_What you are asked to do_: Render the rows as a Markdown table with the columns No. and Text, starting at the first row and ending at the row that contains "analysis-b-line2: 误；: [74, 795, 102, 811]". Number each row and leave out any blank ones.
══ Records for this task ══
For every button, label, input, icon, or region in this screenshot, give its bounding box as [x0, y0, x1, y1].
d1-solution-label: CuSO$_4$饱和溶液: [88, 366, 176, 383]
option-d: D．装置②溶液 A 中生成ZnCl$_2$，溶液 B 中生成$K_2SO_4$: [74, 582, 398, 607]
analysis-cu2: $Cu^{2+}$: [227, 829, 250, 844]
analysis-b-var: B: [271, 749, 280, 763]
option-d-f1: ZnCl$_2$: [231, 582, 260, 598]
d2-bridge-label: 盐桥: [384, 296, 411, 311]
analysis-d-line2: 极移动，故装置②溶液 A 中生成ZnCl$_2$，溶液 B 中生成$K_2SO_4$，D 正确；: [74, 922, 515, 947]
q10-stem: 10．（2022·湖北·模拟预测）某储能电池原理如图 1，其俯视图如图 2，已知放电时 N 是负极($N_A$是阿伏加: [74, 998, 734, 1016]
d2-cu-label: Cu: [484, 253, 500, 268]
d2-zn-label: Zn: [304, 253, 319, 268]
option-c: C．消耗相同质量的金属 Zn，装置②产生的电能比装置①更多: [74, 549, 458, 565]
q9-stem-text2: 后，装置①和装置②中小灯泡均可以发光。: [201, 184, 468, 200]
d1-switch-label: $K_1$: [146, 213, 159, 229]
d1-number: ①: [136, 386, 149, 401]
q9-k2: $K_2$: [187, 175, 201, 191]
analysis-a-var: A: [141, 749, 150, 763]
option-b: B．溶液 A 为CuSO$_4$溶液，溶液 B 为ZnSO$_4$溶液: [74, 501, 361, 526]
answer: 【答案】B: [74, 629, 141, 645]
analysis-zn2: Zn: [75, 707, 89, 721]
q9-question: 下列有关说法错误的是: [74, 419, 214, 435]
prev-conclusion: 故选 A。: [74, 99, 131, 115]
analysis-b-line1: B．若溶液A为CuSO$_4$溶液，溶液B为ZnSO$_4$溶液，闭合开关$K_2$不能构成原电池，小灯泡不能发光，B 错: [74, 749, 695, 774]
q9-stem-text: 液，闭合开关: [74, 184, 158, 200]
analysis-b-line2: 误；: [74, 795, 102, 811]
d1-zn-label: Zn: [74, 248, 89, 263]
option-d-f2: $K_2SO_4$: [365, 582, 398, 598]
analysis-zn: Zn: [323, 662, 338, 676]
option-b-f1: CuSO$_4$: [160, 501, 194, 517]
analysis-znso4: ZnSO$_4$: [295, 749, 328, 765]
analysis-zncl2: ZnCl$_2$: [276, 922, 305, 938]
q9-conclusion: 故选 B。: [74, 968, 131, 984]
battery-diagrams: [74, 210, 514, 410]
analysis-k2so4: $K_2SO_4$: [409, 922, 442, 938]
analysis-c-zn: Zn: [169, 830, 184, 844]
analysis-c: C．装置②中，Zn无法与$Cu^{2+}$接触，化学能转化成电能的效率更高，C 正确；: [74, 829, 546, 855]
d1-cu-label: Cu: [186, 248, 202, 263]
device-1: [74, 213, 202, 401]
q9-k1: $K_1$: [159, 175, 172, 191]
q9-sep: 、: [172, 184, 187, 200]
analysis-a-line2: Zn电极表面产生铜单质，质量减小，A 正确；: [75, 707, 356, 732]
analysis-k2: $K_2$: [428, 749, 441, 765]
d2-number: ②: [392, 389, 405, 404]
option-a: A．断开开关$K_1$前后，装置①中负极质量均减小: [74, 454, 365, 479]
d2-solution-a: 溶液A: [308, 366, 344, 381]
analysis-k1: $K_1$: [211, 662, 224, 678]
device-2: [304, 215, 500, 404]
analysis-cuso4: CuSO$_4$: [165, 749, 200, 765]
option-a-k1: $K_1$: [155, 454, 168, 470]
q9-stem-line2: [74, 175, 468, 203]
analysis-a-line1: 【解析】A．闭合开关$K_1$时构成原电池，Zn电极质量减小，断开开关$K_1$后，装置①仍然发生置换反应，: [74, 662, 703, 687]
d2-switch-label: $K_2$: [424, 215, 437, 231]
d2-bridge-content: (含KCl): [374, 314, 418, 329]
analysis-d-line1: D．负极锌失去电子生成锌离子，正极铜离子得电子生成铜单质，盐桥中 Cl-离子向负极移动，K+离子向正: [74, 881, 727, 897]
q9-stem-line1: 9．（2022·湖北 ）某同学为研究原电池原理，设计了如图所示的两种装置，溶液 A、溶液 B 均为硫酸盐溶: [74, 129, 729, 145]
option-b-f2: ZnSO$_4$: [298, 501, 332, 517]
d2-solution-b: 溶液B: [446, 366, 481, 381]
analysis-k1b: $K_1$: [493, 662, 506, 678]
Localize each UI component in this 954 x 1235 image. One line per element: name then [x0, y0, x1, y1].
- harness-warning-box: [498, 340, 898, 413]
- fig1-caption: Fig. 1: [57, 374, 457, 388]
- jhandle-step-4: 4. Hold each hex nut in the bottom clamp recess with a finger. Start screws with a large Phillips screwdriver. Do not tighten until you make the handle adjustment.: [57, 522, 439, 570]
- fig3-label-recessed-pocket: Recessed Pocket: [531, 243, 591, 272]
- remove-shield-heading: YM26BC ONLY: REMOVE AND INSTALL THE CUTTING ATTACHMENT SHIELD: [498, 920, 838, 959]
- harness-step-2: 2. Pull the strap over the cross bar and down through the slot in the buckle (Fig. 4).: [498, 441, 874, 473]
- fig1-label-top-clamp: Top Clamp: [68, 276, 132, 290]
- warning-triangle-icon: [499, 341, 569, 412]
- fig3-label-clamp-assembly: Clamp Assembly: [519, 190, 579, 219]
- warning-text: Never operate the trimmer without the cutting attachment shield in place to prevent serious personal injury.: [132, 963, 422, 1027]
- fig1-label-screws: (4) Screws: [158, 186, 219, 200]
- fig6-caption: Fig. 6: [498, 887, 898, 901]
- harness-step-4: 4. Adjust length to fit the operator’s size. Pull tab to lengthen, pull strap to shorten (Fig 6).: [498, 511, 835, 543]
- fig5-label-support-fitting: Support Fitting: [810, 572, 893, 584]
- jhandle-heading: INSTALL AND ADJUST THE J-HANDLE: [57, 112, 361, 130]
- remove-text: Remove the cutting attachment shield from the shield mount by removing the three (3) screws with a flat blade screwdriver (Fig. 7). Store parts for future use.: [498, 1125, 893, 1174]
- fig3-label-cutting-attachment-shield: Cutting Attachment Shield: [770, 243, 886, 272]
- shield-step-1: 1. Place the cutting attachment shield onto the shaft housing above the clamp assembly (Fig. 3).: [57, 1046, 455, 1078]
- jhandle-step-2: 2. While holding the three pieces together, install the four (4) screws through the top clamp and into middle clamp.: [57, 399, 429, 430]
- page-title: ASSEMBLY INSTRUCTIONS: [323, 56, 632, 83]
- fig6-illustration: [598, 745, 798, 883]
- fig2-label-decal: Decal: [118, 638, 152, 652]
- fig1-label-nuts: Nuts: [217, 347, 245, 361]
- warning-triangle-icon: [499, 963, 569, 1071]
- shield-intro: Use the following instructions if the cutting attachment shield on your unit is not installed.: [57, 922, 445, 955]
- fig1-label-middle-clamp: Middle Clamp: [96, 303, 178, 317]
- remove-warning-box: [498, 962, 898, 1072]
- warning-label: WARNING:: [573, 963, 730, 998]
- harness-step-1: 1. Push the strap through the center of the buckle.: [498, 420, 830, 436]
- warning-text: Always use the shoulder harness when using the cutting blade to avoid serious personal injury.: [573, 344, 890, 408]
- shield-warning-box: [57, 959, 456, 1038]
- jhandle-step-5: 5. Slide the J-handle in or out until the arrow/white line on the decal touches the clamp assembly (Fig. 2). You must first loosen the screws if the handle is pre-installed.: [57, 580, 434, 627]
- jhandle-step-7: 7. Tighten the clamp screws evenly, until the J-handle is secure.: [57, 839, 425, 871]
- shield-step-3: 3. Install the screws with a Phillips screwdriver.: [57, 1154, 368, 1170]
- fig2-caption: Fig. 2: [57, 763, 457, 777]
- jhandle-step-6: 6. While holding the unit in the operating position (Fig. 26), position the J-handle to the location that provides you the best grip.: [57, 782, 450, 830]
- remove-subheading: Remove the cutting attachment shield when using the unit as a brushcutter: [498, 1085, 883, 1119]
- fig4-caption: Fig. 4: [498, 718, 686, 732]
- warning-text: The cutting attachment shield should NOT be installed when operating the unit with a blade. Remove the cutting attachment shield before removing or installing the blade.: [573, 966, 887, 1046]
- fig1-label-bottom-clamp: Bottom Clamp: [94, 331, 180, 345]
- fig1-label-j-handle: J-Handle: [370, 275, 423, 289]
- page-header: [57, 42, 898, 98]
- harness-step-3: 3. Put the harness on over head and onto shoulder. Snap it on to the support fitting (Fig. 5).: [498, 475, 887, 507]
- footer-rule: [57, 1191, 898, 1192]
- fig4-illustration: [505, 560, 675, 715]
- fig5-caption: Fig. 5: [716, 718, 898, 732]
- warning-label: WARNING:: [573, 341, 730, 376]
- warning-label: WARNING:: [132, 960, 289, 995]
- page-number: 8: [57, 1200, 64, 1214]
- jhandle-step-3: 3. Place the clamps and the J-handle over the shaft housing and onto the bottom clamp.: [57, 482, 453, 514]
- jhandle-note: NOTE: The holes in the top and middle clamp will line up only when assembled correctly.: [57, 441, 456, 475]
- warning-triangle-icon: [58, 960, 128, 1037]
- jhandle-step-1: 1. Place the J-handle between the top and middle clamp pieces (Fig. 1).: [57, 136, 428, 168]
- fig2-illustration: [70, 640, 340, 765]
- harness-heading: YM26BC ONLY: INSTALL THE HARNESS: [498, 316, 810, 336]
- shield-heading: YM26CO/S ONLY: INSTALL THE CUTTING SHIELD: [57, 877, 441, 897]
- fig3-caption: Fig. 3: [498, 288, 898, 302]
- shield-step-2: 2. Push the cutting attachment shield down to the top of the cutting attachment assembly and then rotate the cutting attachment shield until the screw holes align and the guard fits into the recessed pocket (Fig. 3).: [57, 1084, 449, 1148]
═══
_Completed task_:
| No. | Text |
|---|---|
| 1 | For every button, label, input, icon, or region in this screenshot, give its bounding box as [x0, y0, x1, y1]. |
| 2 | d1-solution-label: CuSO$_4$饱和溶液: [88, 366, 176, 383] |
| 3 | option-d: D．装置②溶液 A 中生成ZnCl$_2$，溶液 B 中生成$K_2SO_4$: [74, 582, 398, 607] |
| 4 | analysis-cu2: $Cu^{2+}$: [227, 829, 250, 844] |
| 5 | analysis-b-var: B: [271, 749, 280, 763] |
| 6 | option-d-f1: ZnCl$_2$: [231, 582, 260, 598] |
| 7 | d2-bridge-label: 盐桥: [384, 296, 411, 311] |
| 8 | analysis-d-line2: 极移动，故装置②溶液 A 中生成ZnCl$_2$，溶液 B 中生成$K_2SO_4$，D 正确；: [74, 922, 515, 947] |
| 9 | q10-stem: 10．（2022·湖北·模拟预测）某储能电池原理如图 1，其俯视图如图 2，已知放电时 N 是负极($N_A$是阿伏加: [74, 998, 734, 1016] |
| 10 | d2-cu-label: Cu: [484, 253, 500, 268] |
| 11 | d2-zn-label: Zn: [304, 253, 319, 268] |
| 12 | option-c: C．消耗相同质量的金属 Zn，装置②产生的电能比装置①更多: [74, 549, 458, 565] |
| 13 | q9-stem-text2: 后，装置①和装置②中小灯泡均可以发光。: [201, 184, 468, 200] |
| 14 | d1-switch-label: $K_1$: [146, 213, 159, 229] |
| 15 | d1-number: ①: [136, 386, 149, 401] |
| 16 | q9-k2: $K_2$: [187, 175, 201, 191] |
| 17 | analysis-a-var: A: [141, 749, 150, 763] |
| 18 | option-b: B．溶液 A 为CuSO$_4$溶液，溶液 B 为ZnSO$_4$溶液: [74, 501, 361, 526] |
| 19 | answer: 【答案】B: [74, 629, 141, 645] |
| 20 | analysis-zn2: Zn: [75, 707, 89, 721] |
| 21 | q9-question: 下列有关说法错误的是: [74, 419, 214, 435] |
| 22 | prev-conclusion: 故选 A。: [74, 99, 131, 115] |
| 23 | analysis-b-line1: B．若溶液A为CuSO$_4$溶液，溶液B为ZnSO$_4$溶液，闭合开关$K_2$不能构成原电池，小灯泡不能发光，B 错: [74, 749, 695, 774] |
| 24 | q9-stem-text: 液，闭合开关: [74, 184, 158, 200] |
| 25 | analysis-b-line2: 误；: [74, 795, 102, 811] |